◆ Written task: Restate every line of the material, word for word.

◆ Supplied data:

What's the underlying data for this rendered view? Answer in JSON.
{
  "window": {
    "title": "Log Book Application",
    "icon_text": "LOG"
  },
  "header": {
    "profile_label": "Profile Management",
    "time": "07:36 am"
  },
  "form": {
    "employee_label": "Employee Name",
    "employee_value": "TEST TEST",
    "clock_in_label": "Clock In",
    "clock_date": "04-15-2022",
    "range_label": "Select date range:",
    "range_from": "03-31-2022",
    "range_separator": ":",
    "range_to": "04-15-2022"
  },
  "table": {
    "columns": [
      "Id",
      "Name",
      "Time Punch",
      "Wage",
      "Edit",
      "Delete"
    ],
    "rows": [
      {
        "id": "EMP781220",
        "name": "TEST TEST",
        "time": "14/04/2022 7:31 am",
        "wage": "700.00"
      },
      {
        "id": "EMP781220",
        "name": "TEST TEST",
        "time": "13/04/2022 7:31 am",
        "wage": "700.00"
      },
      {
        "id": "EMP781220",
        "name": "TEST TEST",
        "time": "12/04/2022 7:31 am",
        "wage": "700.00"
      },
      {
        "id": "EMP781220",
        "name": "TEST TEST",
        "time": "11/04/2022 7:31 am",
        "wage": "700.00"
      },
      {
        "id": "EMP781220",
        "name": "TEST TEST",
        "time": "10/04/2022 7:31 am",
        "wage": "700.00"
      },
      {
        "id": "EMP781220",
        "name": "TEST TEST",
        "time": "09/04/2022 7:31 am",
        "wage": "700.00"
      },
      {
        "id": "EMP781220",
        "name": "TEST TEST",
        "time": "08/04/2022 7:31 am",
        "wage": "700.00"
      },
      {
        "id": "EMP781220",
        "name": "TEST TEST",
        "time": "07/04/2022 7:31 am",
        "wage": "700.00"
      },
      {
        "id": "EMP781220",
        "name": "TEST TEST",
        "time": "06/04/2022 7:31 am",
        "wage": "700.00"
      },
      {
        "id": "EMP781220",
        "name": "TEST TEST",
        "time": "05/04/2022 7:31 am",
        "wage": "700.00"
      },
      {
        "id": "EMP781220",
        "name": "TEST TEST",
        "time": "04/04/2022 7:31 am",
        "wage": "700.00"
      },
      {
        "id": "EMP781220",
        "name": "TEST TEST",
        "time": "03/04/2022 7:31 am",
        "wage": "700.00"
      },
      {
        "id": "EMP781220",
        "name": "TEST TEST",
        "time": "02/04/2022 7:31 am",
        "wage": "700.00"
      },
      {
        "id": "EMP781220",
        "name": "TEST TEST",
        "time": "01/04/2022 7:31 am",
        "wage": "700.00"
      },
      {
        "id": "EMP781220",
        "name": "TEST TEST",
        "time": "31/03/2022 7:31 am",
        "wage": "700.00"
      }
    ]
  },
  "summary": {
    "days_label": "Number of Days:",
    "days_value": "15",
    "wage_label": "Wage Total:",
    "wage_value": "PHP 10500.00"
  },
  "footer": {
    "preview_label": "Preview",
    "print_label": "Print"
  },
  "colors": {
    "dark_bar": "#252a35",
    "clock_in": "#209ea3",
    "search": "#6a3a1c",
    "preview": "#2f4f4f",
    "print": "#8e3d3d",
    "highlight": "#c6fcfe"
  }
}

◆ Task response:
What's the underlying data for this rendered view? Answer in JSON.
{
  "window": {
    "title": "Log Book Application",
    "icon_text": "LOG"
  },
  "header": {
    "profile_label": "Profile Management",
    "time": "07:36 am"
  },
  "form": {
    "employee_label": "Employee Name",
    "employee_value": "TEST TEST",
    "clock_in_label": "Clock In",
    "clock_date": "04-15-2022",
    "range_label": "Select date range:",
    "range_from": "03-31-2022",
    "range_separator": ":",
    "range_to": "04-15-2022"
  },
  "table": {
    "columns": [
      "Id",
      "Name",
      "Time Punch",
      "Wage",
      "Edit",
      "Delete"
    ],
    "rows": [
      {
        "id": "EMP781220",
        "name": "TEST TEST",
        "time": "14/04/2022 7:31 am",
        "wage": "700.00"
      },
      {
        "id": "EMP781220",
        "name": "TEST TEST",
        "time": "13/04/2022 7:31 am",
        "wage": "700.00"
      },
      {
        "id": "EMP781220",
        "name": "TEST TEST",
        "time": "12/04/2022 7:31 am",
        "wage": "700.00"
      },
      {
        "id": "EMP781220",
        "name": "TEST TEST",
        "time": "11/04/2022 7:31 am",
        "wage": "700.00"
      },
      {
        "id": "EMP781220",
        "name": "TEST TEST",
        "time": "10/04/2022 7:31 am",
        "wage": "700.00"
      },
      {
        "id": "EMP781220",
        "name": "TEST TEST",
        "time": "09/04/2022 7:31 am",
        "wage": "700.00"
      },
      {
        "id": "EMP781220",
        "name": "TEST TEST",
        "time": "08/04/2022 7:31 am",
        "wage": "700.00"
      },
      {
        "id": "EMP781220",
        "name": "TEST TEST",
        "time": "07/04/2022 7:31 am",
        "wage": "700.00"
      },
      {
        "id": "EMP781220",
        "name": "TEST TEST",
        "time": "06/04/2022 7:31 am",
        "wage": "700.00"
      },
      {
        "id": "EMP781220",
        "name": "TEST TEST",
        "time": "05/04/2022 7:31 am",
        "wage": "700.00"
      },
      {
        "id": "EMP781220",
        "name": "TEST TEST",
        "time": "04/04/2022 7:31 am",
        "wage": "700.00"
      },
      {
        "id": "EMP781220",
        "name": "TEST TEST",
        "time": "03/04/2022 7:31 am",
        "wage": "700.00"
      },
      {
        "id": "EMP781220",
        "name": "TEST TEST",
        "time": "02/04/2022 7:31 am",
        "wage": "700.00"
      },
      {
        "id": "EMP781220",
        "name": "TEST TEST",
        "time": "01/04/2022 7:31 am",
        "wage": "700.00"
      },
      {
        "id": "EMP781220",
        "name": "TEST TEST",
        "time": "31/03/2022 7:31 am",
        "wage": "700.00"
      }
    ]
  },
  "summary": {
    "days_label": "Number of Days:",
    "days_value": "15",
    "wage_label": "Wage Total:",
    "wage_value": "PHP 10500.00"
  },
  "footer": {
    "preview_label": "Preview",
    "print_label": "Print"
  },
  "colors": {
    "dark_bar": "#252a35",
    "clock_in": "#209ea3",
    "search": "#6a3a1c",
    "preview": "#2f4f4f",
    "print": "#8e3d3d",
    "highlight": "#c6fcfe"
  }
}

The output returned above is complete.